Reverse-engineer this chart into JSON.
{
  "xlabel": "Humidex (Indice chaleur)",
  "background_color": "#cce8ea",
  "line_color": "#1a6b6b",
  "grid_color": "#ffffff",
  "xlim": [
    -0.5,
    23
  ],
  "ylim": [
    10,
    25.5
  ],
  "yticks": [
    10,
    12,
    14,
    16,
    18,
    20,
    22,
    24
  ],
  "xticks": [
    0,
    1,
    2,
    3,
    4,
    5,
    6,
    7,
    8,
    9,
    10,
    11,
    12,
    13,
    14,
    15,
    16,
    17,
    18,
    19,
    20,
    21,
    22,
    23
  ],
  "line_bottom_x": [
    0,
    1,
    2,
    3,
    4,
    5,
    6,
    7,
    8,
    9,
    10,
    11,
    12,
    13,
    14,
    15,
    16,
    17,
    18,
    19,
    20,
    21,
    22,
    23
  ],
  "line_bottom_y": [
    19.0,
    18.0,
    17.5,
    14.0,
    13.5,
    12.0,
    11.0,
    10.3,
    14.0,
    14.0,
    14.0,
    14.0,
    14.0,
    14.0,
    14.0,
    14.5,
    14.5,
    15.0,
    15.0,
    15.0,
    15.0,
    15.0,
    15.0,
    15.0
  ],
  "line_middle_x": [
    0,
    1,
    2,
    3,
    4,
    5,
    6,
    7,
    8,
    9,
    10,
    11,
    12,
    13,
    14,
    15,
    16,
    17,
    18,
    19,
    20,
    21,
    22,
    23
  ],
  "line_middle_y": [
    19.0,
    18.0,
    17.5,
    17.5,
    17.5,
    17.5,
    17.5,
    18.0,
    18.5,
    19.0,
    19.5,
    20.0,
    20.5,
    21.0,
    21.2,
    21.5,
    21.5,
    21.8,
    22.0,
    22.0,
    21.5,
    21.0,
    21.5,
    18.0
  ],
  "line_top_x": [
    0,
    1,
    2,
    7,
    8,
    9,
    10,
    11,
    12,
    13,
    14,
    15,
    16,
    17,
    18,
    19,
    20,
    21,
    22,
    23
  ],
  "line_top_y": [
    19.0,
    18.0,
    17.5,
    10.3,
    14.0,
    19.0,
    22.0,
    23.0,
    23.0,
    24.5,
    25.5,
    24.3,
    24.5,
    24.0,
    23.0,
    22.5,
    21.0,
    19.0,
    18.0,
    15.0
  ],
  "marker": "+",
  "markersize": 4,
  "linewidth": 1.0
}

====================

## Your instructions
Copy each line of the data above without altering a single character.

## Complete output
Reverse-engineer this chart into JSON.
{
  "xlabel": "Humidex (Indice chaleur)",
  "background_color": "#cce8ea",
  "line_color": "#1a6b6b",
  "grid_color": "#ffffff",
  "xlim": [
    -0.5,
    23
  ],
  "ylim": [
    10,
    25.5
  ],
  "yticks": [
    10,
    12,
    14,
    16,
    18,
    20,
    22,
    24
  ],
  "xticks": [
    0,
    1,
    2,
    3,
    4,
    5,
    6,
    7,
    8,
    9,
    10,
    11,
    12,
    13,
    14,
    15,
    16,
    17,
    18,
    19,
    20,
    21,
    22,
    23
  ],
  "line_bottom_x": [
    0,
    1,
    2,
    3,
    4,
    5,
    6,
    7,
    8,
    9,
    10,
    11,
    12,
    13,
    14,
    15,
    16,
    17,
    18,
    19,
    20,
    21,
    22,
    23
  ],
  "line_bottom_y": [
    19.0,
    18.0,
    17.5,
    14.0,
    13.5,
    12.0,
    11.0,
    10.3,
    14.0,
    14.0,
    14.0,
    14.0,
    14.0,
    14.0,
    14.0,
    14.5,
    14.5,
    15.0,
    15.0,
    15.0,
    15.0,
    15.0,
    15.0,
    15.0
  ],
  "line_middle_x": [
    0,
    1,
    2,
    3,
    4,
    5,
    6,
    7,
    8,
    9,
    10,
    11,
    12,
    13,
    14,
    15,
    16,
    17,
    18,
    19,
    20,
    21,
    22,
    23
  ],
  "line_middle_y": [
    19.0,
    18.0,
    17.5,
    17.5,
    17.5,
    17.5,
    17.5,
    18.0,
    18.5,
    19.0,
    19.5,
    20.0,
    20.5,
    21.0,
    21.2,
    21.5,
    21.5,
    21.8,
    22.0,
    22.0,
    21.5,
    21.0,
    21.5,
    18.0
  ],
  "line_top_x": [
    0,
    1,
    2,
    7,
    8,
    9,
    10,
    11,
    12,
    13,
    14,
    15,
    16,
    17,
    18,
    19,
    20,
    21,
    22,
    23
  ],
  "line_top_y": [
    19.0,
    18.0,
    17.5,
    10.3,
    14.0,
    19.0,
    22.0,
    23.0,
    23.0,
    24.5,
    25.5,
    24.3,
    24.5,
    24.0,
    23.0,
    22.5,
    21.0,
    19.0,
    18.0,
    15.0
  ],
  "marker": "+",
  "markersize": 4,
  "linewidth": 1.0
}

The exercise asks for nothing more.